### Data for processing
"""

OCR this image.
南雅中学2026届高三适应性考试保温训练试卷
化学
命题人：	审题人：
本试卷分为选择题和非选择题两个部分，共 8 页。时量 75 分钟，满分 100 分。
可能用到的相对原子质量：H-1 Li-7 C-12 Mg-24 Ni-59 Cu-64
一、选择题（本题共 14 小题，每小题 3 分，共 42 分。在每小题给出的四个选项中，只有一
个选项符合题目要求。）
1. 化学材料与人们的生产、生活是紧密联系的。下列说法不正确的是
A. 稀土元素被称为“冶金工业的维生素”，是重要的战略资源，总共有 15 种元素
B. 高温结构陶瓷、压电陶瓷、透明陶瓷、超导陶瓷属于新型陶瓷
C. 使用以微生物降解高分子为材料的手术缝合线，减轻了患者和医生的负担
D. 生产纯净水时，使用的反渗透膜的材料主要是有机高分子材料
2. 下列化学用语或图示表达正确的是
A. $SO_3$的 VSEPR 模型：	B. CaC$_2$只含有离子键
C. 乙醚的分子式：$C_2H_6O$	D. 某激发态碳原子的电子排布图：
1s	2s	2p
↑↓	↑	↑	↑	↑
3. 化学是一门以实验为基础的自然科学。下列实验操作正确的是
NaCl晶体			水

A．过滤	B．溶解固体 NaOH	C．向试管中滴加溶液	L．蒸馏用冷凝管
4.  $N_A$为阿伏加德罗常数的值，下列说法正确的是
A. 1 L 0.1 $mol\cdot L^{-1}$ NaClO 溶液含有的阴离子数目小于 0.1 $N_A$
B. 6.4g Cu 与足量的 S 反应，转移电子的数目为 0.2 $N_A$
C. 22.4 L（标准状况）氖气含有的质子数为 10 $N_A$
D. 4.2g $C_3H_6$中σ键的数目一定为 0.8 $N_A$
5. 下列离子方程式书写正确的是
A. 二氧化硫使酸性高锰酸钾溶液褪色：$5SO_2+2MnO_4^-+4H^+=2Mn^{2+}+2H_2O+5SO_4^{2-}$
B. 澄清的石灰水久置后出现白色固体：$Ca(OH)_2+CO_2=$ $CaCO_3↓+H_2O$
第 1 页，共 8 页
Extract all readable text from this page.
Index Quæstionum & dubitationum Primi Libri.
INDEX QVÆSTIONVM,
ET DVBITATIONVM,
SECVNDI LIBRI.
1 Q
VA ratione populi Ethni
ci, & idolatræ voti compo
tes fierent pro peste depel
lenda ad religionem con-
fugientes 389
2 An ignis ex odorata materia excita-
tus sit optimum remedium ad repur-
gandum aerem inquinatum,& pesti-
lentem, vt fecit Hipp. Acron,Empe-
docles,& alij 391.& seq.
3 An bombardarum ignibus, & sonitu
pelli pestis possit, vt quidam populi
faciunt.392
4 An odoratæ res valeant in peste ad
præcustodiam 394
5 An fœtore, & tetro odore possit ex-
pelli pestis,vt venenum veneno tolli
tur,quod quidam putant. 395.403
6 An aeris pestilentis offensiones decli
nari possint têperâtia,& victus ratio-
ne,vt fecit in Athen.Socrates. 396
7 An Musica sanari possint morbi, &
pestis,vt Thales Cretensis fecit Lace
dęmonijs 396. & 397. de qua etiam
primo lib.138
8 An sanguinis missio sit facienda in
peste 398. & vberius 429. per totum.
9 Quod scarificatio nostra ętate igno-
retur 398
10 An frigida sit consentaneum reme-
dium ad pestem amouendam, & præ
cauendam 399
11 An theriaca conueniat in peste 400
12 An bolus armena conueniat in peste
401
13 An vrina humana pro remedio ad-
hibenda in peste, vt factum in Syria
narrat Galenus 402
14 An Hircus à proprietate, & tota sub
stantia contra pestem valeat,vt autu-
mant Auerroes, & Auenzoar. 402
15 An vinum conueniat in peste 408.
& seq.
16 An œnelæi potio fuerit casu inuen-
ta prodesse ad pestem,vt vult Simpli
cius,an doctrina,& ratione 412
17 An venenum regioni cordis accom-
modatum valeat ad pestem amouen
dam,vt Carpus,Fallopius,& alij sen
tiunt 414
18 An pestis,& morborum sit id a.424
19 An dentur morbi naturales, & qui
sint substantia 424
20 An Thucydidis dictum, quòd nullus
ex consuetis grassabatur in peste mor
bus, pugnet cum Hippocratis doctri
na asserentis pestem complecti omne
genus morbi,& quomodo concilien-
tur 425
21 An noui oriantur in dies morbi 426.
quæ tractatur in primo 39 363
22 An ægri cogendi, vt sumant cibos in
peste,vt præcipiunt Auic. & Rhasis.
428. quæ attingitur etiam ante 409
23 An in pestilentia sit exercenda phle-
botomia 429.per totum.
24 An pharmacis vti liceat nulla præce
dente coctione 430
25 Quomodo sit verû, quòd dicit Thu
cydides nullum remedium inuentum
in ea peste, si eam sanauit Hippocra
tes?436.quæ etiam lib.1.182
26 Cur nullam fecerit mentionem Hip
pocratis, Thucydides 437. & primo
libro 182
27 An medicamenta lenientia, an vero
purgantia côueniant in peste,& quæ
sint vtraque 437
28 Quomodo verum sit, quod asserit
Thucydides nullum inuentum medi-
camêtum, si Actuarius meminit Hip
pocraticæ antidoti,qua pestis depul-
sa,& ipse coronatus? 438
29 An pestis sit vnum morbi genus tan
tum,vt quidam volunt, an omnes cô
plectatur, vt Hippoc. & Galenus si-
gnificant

"""

Find the word "populi" in the entries, and copy every line it shows up in.

VA ratione populi Ethni
pelli pestis possit, vt quidam populi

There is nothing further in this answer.